Make an exact copy of the entries below with the pictures removed.

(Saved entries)
+===+
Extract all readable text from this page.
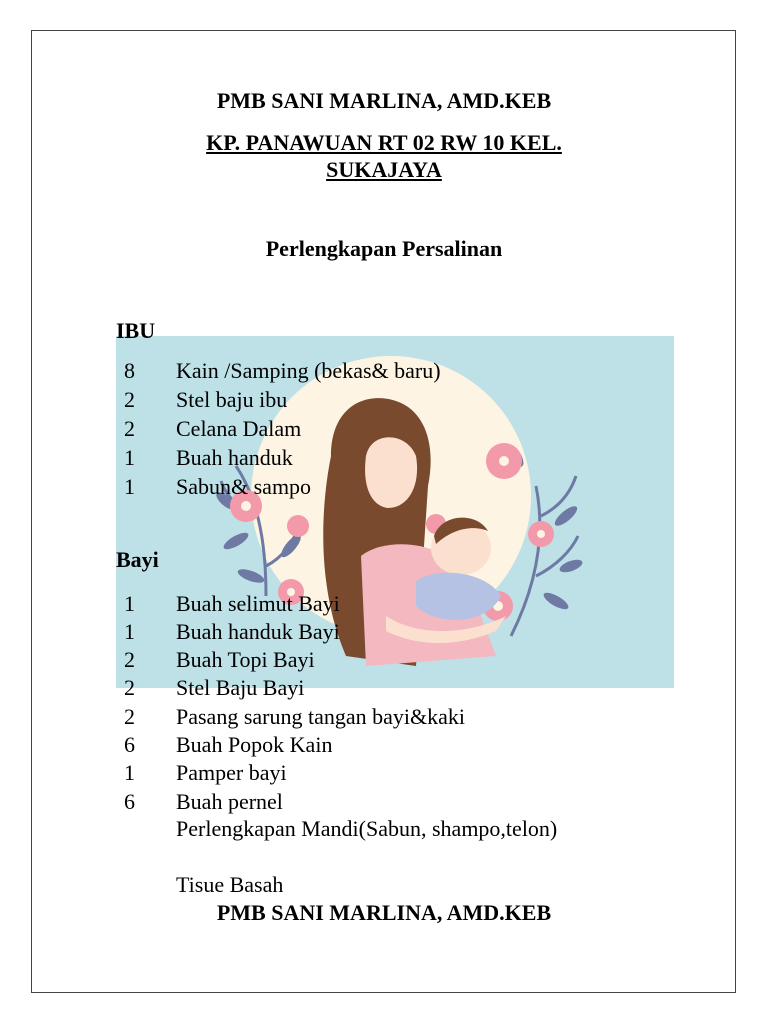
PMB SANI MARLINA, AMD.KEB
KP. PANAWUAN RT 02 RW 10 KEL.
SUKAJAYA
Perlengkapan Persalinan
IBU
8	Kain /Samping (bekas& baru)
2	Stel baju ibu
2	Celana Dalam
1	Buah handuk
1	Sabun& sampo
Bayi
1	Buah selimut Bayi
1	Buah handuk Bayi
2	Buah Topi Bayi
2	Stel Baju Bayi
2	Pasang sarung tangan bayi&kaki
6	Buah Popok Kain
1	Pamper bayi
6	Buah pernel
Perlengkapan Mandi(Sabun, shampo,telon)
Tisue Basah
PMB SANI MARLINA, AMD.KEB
+===+
__RESULT__
Extract all readable text from this page.
PMB SANI MARLINA, AMD.KEB
KP. PANAWUAN RT 02 RW 10 KEL.
SUKAJAYA
Perlengkapan Persalinan
IBU
8	Kain /Samping (bekas& baru)
2	Stel baju ibu
2	Celana Dalam
1	Buah handuk
1	Sabun& sampo
Bayi
1	Buah selimut Bayi
1	Buah handuk Bayi
2	Buah Topi Bayi
2	Stel Baju Bayi
2	Pasang sarung tangan bayi&kaki
6	Buah Popok Kain
1	Pamper bayi
6	Buah pernel
Perlengkapan Mandi(Sabun, shampo,telon)
Tisue Basah
PMB SANI MARLINA, AMD.KEB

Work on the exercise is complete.